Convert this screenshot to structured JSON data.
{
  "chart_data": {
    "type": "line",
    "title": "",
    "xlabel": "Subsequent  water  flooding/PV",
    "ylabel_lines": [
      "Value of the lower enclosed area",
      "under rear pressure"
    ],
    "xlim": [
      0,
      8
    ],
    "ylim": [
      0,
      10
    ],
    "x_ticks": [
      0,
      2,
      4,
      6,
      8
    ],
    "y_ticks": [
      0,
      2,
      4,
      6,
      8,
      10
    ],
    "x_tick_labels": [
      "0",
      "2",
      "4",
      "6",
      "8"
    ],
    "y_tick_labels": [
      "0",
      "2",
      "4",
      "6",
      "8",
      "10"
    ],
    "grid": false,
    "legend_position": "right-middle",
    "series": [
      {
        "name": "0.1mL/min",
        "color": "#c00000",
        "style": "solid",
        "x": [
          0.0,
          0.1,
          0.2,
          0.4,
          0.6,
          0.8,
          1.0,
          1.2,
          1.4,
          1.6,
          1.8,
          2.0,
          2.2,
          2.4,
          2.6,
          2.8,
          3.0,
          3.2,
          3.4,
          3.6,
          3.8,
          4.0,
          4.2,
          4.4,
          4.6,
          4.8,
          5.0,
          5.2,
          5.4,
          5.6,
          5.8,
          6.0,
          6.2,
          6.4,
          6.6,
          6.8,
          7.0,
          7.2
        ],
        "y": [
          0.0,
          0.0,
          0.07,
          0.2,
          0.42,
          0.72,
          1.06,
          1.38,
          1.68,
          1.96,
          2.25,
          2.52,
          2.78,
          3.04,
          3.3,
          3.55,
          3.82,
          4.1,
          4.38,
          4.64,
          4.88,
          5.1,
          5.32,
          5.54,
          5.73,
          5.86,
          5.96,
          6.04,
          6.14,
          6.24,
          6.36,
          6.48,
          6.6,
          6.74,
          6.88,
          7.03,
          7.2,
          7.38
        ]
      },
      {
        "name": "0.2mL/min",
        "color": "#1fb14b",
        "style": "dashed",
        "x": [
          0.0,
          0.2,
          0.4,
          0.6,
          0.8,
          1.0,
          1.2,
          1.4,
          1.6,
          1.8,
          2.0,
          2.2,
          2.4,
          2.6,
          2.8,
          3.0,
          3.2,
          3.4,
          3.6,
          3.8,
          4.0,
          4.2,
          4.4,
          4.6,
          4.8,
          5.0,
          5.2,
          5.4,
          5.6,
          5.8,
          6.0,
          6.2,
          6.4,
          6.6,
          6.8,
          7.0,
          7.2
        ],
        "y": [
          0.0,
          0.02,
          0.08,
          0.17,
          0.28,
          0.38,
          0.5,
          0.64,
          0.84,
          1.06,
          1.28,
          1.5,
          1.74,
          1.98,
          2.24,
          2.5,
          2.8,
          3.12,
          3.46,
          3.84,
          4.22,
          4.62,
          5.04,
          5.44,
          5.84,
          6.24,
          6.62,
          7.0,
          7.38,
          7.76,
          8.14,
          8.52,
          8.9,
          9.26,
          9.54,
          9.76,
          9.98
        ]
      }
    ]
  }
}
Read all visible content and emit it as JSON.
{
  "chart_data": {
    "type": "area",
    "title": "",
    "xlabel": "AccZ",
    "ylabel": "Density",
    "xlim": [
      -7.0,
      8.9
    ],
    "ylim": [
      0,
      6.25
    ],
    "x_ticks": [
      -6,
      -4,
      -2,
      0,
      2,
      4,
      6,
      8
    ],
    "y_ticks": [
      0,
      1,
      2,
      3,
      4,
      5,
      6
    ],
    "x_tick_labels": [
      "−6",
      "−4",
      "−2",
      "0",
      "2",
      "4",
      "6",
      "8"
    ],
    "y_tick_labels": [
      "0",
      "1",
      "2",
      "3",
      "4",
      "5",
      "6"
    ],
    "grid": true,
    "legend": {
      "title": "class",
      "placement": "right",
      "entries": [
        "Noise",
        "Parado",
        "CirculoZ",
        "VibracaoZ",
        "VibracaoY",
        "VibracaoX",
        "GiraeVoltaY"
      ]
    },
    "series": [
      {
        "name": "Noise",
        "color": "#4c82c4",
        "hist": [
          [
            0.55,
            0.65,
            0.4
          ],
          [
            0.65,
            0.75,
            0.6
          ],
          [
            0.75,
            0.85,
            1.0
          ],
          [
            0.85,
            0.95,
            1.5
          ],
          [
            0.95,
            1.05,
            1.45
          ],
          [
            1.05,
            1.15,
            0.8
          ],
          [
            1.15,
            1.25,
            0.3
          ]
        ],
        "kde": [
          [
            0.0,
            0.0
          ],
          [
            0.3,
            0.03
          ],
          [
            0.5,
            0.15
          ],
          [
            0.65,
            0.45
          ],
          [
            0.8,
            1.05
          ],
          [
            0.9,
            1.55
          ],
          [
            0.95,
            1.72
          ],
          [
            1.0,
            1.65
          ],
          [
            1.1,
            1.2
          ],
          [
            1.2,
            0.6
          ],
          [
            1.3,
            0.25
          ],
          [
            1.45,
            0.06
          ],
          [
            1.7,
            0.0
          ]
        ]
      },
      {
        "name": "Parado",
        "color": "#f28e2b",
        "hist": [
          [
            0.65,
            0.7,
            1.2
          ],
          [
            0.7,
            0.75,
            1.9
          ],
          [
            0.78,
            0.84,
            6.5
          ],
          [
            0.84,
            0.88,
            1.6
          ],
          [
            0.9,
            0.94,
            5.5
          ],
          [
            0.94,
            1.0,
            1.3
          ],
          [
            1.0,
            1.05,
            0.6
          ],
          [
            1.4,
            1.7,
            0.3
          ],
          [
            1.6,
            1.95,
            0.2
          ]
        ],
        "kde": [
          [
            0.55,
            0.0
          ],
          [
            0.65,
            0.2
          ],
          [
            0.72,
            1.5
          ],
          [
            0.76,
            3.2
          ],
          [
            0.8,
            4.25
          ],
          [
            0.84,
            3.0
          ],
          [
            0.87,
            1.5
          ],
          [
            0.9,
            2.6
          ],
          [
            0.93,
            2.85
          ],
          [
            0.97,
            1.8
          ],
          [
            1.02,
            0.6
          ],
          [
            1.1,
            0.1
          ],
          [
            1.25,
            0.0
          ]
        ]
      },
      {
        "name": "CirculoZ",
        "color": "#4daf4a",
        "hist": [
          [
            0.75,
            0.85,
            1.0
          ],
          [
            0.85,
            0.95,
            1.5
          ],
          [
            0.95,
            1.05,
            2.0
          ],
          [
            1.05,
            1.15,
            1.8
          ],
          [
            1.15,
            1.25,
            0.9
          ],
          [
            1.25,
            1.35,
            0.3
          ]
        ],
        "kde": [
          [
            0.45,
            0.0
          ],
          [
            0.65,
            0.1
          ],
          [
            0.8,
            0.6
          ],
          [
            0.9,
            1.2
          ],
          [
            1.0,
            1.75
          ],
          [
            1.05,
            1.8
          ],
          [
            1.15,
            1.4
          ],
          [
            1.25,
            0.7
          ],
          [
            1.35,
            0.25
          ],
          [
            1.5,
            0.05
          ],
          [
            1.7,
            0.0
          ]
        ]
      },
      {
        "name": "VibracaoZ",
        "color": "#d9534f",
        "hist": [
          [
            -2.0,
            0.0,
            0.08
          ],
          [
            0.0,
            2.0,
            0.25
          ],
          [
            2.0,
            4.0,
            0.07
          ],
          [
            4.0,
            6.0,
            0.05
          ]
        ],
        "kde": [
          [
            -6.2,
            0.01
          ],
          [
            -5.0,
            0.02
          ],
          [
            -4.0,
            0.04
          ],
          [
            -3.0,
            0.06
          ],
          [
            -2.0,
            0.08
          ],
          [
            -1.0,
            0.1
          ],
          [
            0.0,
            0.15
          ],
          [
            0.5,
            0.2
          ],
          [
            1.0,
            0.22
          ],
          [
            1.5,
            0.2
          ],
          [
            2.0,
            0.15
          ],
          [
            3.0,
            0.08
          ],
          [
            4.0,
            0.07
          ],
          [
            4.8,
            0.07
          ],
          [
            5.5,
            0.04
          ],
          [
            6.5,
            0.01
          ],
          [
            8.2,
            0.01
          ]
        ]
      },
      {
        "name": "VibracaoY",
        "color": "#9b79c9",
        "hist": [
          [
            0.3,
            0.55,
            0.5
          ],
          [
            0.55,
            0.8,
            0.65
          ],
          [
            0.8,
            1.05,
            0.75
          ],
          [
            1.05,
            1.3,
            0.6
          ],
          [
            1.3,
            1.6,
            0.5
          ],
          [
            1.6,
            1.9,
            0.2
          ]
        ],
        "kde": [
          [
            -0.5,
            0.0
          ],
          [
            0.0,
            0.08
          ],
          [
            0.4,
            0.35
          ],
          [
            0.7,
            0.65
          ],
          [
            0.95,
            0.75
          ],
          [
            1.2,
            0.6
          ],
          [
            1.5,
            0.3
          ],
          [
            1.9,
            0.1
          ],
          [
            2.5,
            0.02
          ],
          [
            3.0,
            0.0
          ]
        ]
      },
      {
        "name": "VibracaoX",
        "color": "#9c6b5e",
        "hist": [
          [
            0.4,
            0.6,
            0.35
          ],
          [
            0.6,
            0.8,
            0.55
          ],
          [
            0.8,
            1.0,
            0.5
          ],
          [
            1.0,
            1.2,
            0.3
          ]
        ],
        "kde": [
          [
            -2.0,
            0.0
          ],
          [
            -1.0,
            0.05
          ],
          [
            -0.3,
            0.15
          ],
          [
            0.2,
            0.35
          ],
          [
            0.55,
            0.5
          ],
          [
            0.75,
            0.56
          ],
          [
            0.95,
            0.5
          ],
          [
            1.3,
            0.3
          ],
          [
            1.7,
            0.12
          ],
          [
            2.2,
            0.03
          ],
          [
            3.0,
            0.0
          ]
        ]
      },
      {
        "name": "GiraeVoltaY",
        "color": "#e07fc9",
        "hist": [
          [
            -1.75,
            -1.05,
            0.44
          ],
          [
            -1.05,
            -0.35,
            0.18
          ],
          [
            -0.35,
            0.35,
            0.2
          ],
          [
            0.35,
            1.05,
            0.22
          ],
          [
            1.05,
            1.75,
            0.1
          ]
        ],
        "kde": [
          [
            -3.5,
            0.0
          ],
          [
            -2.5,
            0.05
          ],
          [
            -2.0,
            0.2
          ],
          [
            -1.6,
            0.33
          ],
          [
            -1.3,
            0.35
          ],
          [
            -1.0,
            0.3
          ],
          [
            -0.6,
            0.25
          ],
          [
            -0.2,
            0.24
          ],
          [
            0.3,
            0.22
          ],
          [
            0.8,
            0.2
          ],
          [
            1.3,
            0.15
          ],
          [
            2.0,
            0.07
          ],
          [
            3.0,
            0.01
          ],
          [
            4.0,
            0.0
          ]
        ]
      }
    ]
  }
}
####
Work required:
Pull every line containing "area" out of the data above.

The solution:
      "Value of the lower enclosed area",
    "type": "area",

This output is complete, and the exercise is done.